[Saved entries]
*****
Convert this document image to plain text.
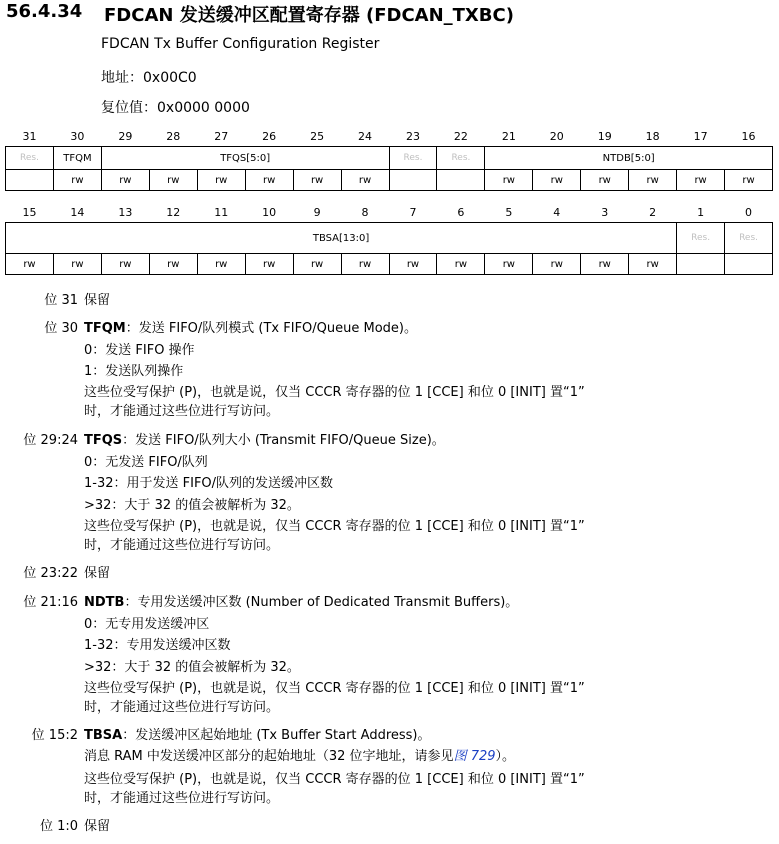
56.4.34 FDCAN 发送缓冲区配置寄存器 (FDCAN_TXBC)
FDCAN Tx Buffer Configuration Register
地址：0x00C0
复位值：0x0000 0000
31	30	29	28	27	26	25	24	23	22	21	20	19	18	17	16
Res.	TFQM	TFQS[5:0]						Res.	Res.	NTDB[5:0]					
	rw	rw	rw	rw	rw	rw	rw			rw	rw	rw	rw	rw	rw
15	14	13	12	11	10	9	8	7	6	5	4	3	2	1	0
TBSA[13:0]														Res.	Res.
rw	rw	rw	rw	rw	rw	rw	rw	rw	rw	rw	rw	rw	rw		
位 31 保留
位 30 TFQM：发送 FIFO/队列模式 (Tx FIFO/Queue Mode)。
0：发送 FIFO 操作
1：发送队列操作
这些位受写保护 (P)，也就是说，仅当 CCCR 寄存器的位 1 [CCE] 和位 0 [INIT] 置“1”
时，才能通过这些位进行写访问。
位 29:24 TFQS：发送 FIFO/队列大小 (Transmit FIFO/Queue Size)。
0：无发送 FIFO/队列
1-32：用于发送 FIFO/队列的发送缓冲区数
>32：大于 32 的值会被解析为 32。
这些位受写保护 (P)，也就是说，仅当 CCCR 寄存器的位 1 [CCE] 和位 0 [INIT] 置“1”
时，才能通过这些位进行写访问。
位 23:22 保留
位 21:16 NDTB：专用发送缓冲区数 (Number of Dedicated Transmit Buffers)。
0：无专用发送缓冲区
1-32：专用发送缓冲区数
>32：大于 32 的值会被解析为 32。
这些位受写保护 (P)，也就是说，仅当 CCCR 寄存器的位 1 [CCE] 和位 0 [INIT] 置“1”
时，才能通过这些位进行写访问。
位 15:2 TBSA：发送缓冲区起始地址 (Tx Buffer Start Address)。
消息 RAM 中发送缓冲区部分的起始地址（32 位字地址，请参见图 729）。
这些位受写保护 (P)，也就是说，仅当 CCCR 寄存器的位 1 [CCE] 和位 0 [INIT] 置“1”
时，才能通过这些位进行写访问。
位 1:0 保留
*****
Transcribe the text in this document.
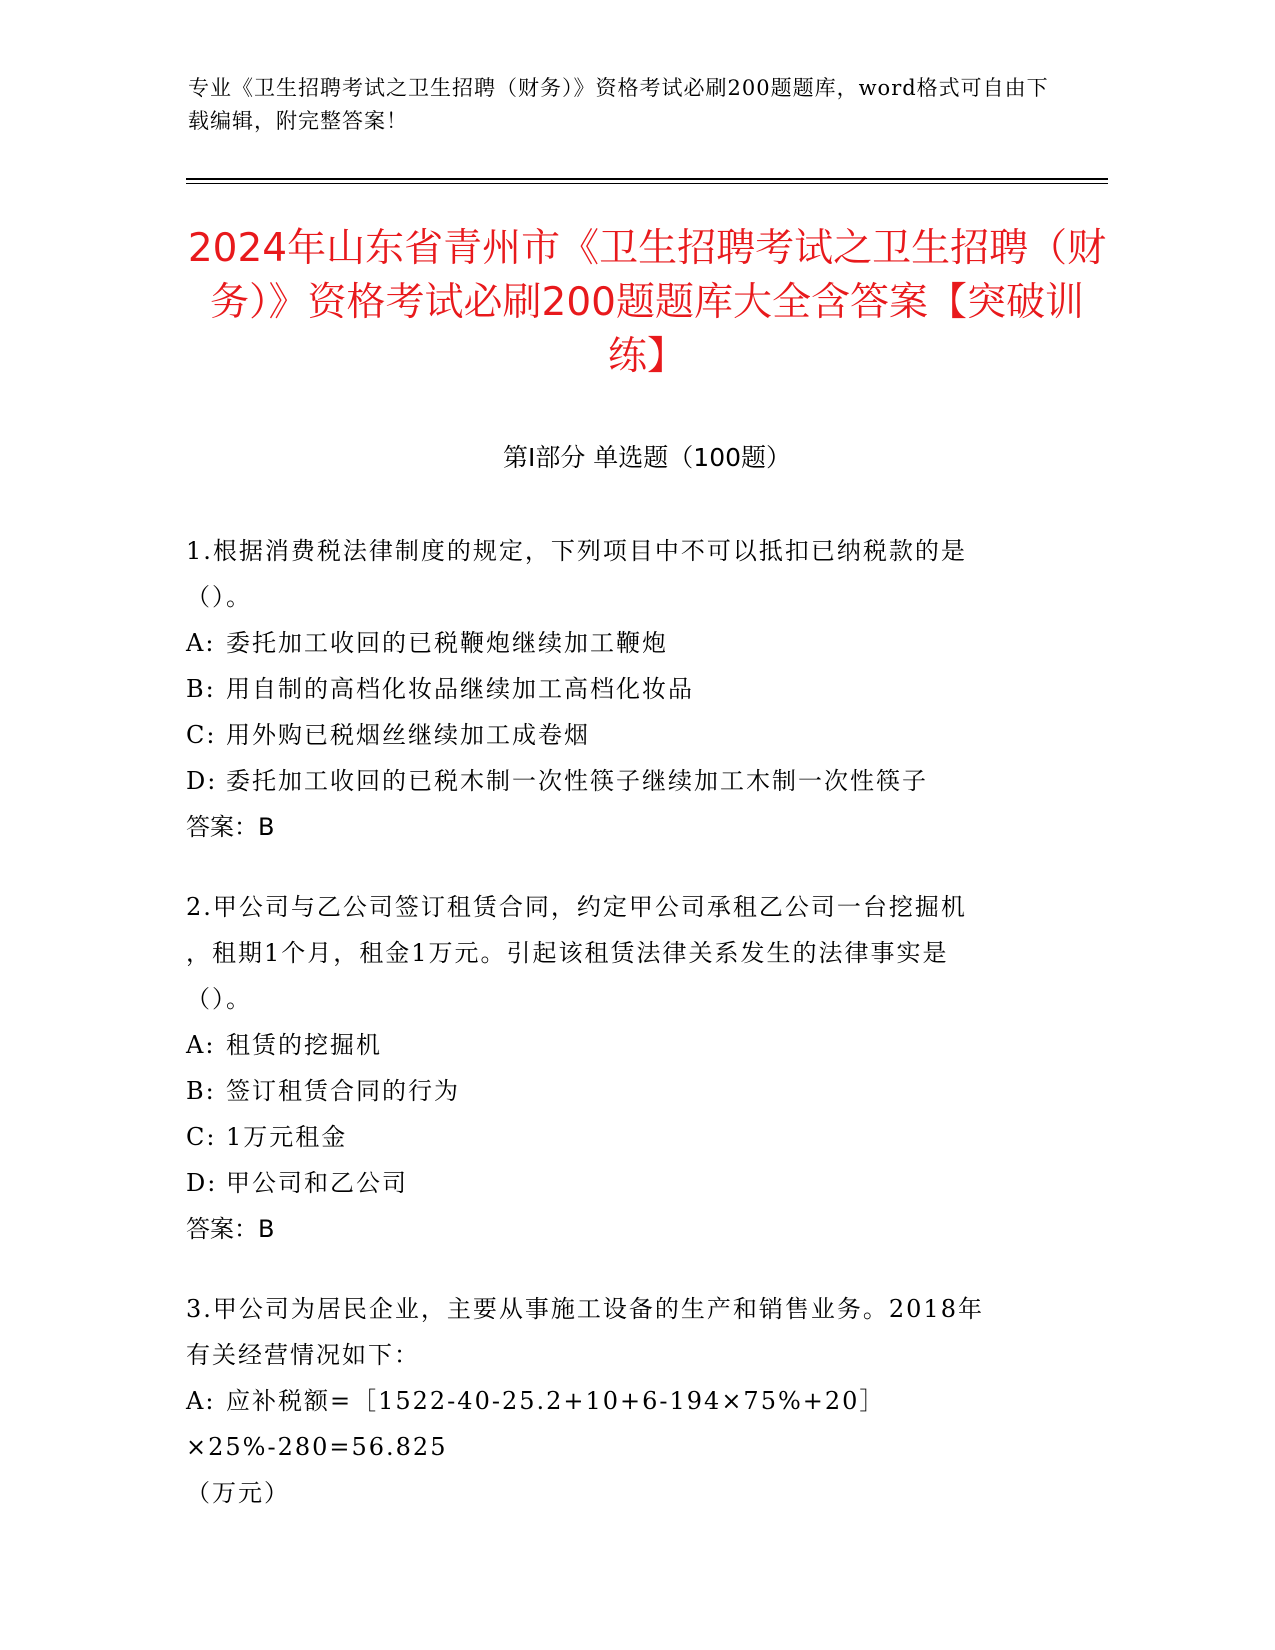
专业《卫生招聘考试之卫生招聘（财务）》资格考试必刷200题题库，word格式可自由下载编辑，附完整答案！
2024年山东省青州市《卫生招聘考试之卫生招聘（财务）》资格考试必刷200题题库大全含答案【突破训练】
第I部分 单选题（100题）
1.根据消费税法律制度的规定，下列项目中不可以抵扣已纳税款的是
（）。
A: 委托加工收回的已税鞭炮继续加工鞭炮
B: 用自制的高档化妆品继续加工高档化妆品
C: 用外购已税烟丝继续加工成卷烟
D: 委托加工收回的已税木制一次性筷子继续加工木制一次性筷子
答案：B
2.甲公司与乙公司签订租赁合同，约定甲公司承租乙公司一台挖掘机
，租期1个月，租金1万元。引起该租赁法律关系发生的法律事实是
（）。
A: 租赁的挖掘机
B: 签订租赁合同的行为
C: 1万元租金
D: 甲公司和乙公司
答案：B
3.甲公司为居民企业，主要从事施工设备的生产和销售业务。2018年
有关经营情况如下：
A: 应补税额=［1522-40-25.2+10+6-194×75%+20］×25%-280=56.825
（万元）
*****
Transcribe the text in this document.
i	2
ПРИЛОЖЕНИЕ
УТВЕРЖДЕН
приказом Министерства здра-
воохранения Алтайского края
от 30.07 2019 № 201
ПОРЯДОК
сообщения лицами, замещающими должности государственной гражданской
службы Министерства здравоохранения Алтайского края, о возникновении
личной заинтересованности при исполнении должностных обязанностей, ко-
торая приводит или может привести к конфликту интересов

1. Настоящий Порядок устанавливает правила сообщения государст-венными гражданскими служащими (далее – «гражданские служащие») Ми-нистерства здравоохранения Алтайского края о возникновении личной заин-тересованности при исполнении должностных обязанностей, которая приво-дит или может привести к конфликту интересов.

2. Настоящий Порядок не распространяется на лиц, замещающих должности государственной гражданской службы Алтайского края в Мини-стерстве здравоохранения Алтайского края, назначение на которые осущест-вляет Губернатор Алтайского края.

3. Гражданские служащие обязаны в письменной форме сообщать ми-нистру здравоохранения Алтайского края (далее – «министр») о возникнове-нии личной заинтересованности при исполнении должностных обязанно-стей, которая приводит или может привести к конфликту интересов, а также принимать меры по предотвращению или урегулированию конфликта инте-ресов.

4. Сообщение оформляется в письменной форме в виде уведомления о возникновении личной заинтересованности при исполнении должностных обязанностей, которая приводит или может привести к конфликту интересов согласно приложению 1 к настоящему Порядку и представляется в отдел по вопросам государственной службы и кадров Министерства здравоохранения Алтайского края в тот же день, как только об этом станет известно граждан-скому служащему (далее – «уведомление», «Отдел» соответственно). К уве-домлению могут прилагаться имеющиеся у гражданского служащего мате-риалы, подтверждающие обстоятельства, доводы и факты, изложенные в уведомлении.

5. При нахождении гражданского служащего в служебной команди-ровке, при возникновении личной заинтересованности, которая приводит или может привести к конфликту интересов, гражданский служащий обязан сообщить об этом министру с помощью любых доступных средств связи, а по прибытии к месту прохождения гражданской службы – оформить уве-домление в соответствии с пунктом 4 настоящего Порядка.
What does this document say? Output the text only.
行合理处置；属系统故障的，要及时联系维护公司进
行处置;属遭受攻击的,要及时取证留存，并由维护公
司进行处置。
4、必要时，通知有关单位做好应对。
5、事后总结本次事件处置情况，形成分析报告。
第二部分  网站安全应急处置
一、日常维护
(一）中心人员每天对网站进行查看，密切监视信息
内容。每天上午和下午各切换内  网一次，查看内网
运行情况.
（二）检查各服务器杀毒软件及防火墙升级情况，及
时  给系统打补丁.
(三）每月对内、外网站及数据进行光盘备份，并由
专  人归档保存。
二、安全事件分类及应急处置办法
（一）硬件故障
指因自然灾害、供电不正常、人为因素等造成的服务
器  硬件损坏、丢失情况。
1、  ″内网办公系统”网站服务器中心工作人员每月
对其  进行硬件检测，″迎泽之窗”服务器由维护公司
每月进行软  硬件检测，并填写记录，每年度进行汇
*****
--- What needs to be done ---
Wherever "Алтайского" shows up in a line, copy that line.

--- Finished answer ---
воохранения Алтайского края
службы Министерства здравоохранения Алтайского края, о возникновении
1. Настоящий Порядок устанавливает правила сообщения государст-венными гражданскими служащими (далее – «гражданские служащие») Ми-нистерства здравоохранения Алтайского края о возникновении личной заин-тересованности при исполнении должностных обязанностей, которая приво-дит или может привести к конфликту интересов.
2. Настоящий Порядок не распространяется на лиц, замещающих должности государственной гражданской службы Алтайского края в Мини-стерстве здравоохранения Алтайского края, назначение на которые осущест-вляет Губернатор Алтайского края.
3. Гражданские служащие обязаны в письменной форме сообщать ми-нистру здравоохранения Алтайского края (далее – «министр») о возникнове-нии личной заинтересованности при исполнении должностных обязанно-стей, которая приводит или может привести к конфликту интересов, а также принимать меры по предотвращению или урегулированию конфликта инте-ресов.
4. Сообщение оформляется в письменной форме в виде уведомления о возникновении личной заинтересованности при исполнении должностных обязанностей, которая приводит или может привести к конфликту интересов согласно приложению 1 к настоящему Порядку и представляется в отдел по вопросам государственной службы и кадров Министерства здравоохранения Алтайского края в тот же день, как только об этом станет известно граждан-скому служащему (далее – «уведомление», «Отдел» соответственно). К уве-домлению могут прилагаться имеющиеся у гражданского служащего мате-риалы, подтверждающие обстоятельства, доводы и факты, изложенные в уведомлении.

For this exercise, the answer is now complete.